Look through the data below and return each line where "A간부는" appears.

Material for the task >>
..........
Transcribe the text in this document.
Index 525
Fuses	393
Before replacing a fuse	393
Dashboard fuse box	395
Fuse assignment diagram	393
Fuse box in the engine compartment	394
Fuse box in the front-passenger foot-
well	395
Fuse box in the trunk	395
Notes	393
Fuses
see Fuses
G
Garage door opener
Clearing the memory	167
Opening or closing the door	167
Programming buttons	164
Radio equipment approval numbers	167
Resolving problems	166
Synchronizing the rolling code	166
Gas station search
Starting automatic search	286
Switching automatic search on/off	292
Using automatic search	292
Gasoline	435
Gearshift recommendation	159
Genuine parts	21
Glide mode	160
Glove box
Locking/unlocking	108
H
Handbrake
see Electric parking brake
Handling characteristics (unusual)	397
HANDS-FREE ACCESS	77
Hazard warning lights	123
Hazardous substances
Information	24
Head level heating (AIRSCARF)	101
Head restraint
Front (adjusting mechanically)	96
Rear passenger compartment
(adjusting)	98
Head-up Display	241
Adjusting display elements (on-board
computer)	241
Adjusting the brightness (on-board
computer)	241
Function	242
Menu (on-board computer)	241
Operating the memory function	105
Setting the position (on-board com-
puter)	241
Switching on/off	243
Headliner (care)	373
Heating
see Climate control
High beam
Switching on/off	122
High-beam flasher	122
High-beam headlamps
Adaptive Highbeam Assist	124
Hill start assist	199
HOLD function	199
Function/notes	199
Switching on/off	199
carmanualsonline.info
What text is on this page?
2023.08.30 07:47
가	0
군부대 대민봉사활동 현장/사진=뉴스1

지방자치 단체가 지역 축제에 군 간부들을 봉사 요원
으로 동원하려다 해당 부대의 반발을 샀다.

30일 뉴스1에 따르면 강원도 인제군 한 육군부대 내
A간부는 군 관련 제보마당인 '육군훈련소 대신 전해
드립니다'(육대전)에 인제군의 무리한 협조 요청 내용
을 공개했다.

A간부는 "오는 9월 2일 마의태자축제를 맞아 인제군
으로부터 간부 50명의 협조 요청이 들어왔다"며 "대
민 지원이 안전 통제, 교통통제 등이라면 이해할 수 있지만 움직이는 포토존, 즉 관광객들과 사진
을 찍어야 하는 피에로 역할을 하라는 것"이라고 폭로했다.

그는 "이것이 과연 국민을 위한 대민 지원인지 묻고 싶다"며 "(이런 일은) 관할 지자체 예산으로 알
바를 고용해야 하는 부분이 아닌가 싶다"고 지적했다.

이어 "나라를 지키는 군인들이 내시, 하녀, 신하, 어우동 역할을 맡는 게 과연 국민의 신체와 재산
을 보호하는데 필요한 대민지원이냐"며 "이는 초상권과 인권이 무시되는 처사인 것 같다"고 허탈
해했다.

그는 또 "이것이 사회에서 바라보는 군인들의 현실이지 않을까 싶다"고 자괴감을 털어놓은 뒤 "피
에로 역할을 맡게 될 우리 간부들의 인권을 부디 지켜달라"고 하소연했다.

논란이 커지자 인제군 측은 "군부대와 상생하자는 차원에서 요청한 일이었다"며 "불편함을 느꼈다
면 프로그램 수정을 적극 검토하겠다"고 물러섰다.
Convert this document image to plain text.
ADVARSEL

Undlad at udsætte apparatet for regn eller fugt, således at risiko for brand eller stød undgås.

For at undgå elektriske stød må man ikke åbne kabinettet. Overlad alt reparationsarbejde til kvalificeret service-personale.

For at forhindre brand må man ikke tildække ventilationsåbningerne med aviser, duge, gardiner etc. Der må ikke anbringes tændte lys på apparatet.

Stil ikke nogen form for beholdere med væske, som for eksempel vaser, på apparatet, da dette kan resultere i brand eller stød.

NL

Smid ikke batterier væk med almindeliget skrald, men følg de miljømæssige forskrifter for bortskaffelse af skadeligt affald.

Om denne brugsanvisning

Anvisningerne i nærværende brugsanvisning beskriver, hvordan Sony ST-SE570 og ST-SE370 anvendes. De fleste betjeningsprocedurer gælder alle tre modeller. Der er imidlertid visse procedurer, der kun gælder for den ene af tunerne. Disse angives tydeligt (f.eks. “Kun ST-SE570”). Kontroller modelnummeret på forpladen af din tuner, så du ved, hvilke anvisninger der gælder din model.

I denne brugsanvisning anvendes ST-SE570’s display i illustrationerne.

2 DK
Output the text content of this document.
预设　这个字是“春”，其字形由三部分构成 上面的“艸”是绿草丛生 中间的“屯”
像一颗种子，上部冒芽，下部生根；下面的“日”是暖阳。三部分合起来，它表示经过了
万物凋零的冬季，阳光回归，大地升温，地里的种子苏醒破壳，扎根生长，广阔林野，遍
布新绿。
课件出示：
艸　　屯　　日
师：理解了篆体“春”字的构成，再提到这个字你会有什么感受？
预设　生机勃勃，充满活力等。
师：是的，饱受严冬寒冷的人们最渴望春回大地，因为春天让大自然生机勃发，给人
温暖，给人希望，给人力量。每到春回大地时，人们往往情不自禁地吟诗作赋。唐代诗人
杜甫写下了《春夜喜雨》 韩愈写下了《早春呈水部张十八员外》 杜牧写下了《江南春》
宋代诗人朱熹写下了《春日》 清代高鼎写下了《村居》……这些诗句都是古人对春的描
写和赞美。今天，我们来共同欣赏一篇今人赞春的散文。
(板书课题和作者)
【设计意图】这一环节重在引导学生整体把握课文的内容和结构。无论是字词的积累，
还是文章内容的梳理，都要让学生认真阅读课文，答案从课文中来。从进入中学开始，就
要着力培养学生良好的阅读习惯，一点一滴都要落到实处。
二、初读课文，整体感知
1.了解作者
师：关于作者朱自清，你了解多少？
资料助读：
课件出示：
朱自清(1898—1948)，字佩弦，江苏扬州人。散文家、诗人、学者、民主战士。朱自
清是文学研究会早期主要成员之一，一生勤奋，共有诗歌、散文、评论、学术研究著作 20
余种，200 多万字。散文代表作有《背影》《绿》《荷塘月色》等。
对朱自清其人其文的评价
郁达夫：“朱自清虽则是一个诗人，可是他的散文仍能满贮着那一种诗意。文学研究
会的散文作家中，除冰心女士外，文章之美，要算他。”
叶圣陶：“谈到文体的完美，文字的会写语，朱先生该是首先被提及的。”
..........
Solved exercise >>
A간부는 군 관련 제보마당인 '육군훈련소 대신 전해
A간부는 "오는 9월 2일 마의태자축제를 맞아 인제군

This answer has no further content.